Task requirements:
Rewrite every line of the records below as one numbered list, skipping blank lines and omitting the pictures.

Available records:
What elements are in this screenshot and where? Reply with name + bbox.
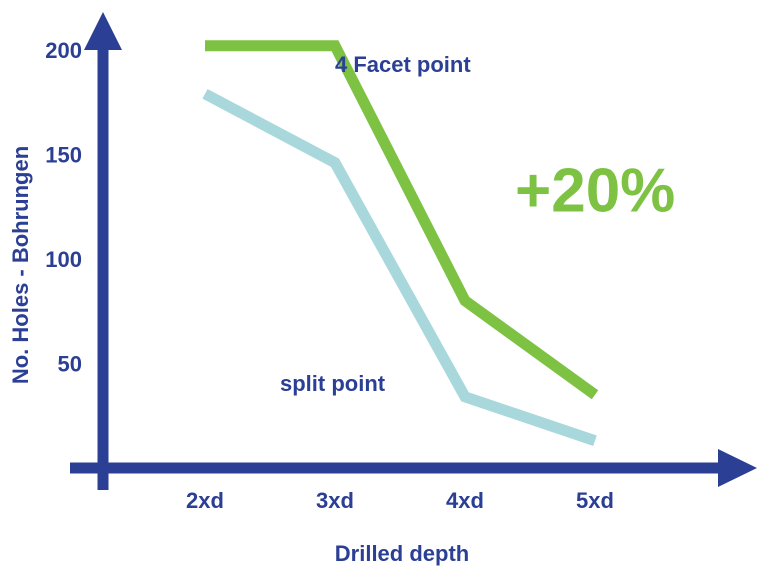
x-tick-label: 2xd bbox=[186, 488, 224, 513]
annotation: +20% bbox=[515, 156, 675, 225]
y-axis-arrow bbox=[84, 12, 122, 50]
y-tick-label: 200 bbox=[45, 38, 82, 63]
y-tick-label: 100 bbox=[45, 247, 82, 272]
y-tick-label: 50 bbox=[58, 351, 82, 376]
series-line bbox=[202, 88, 597, 446]
y-tick-label: 150 bbox=[45, 142, 82, 167]
y-axis-label: No. Holes - Bohrungen bbox=[8, 146, 33, 384]
x-axis-arrow bbox=[718, 449, 757, 487]
series-label: 4 Facet point bbox=[335, 52, 471, 77]
series-line bbox=[205, 40, 599, 400]
x-axis-label: Drilled depth bbox=[335, 541, 469, 566]
series-label: split point bbox=[280, 371, 386, 396]
x-tick-label: 5xd bbox=[576, 488, 614, 513]
x-tick-label: 4xd bbox=[446, 488, 484, 513]
x-tick-label: 3xd bbox=[316, 488, 354, 513]
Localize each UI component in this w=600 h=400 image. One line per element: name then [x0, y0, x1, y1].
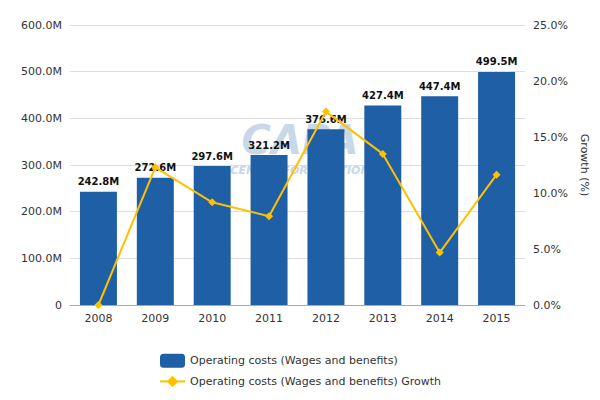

Output for this task:
1. What elements are in this screenshot and where? Reply with name + bbox.
2. x-tick-label: 2xd bbox=[186, 488, 224, 513]
3. annotation: +20% bbox=[515, 156, 675, 225]
4. y-axis-arrow bbox=[84, 12, 122, 50]
5. y-tick-label: 200 bbox=[45, 38, 82, 63]
6. y-tick-label: 100 bbox=[45, 247, 82, 272]
7. y-tick-label: 50 bbox=[58, 351, 82, 376]
8. series-line bbox=[202, 88, 597, 446]
9. y-tick-label: 150 bbox=[45, 142, 82, 167]
10. y-axis-label: No. Holes - Bohrungen bbox=[8, 146, 33, 384]
11. x-axis-arrow bbox=[718, 449, 757, 487]
12. series-label: 4 Facet point bbox=[335, 52, 471, 77]
13. series-line bbox=[205, 40, 599, 400]
14. x-axis-label: Drilled depth bbox=[335, 541, 469, 566]
15. series-label: split point bbox=[280, 371, 386, 396]
16. x-tick-label: 5xd bbox=[576, 488, 614, 513]
17. x-tick-label: 4xd bbox=[446, 488, 484, 513]
18. x-tick-label: 3xd bbox=[316, 488, 354, 513]
19. Localize each UI component in this w=600 h=400 image. One line per element: name then [x0, y0, x1, y1].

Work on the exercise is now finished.